PROBLEM DETAILS: Lines holding the string "JSON" are the ones to copy from this listing.

Records from a data source:
>>

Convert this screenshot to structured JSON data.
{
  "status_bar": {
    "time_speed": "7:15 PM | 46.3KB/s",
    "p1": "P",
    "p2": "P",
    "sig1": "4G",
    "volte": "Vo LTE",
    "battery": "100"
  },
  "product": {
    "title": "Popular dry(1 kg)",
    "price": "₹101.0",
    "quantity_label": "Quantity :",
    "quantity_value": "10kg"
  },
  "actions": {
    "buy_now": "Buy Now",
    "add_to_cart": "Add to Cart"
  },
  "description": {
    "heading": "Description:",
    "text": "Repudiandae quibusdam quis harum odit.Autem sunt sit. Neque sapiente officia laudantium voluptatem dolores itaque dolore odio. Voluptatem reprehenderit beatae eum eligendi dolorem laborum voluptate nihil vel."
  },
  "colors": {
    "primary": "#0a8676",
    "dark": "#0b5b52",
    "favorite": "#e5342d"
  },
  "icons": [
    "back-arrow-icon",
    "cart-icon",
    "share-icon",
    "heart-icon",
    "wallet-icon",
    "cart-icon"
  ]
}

<<
>>

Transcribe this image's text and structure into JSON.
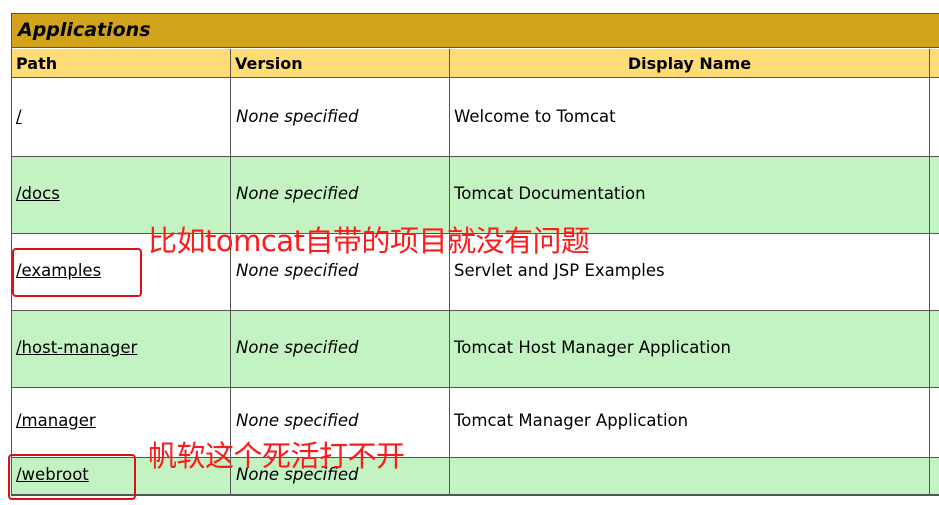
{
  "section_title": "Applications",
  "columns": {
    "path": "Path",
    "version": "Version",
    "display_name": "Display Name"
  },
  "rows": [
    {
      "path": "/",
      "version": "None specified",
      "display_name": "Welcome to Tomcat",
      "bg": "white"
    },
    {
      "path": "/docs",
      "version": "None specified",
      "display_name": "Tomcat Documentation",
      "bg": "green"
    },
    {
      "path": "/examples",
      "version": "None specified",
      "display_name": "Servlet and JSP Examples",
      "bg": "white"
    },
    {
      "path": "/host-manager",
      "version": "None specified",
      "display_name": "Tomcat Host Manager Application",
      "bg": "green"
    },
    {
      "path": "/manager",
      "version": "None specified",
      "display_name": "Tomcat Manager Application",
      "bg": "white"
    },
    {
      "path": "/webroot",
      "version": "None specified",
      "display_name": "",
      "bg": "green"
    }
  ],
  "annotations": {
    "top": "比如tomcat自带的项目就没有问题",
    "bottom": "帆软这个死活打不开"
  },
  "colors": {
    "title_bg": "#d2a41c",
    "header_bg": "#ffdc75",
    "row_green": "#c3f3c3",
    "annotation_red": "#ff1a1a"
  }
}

<<
>>

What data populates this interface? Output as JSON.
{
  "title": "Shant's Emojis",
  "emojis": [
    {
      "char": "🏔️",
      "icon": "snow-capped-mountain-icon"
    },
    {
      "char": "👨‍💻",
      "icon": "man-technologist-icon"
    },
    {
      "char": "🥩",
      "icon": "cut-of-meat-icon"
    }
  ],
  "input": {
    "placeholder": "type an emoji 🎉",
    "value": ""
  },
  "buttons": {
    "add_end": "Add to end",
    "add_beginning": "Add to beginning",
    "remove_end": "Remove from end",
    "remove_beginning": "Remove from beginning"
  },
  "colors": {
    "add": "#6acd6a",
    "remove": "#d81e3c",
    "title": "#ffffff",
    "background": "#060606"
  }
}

<<

ANSWER BELOW:
Convert this screenshot to structured JSON data.
Transcribe this image's text and structure into JSON.
What data populates this interface? Output as JSON.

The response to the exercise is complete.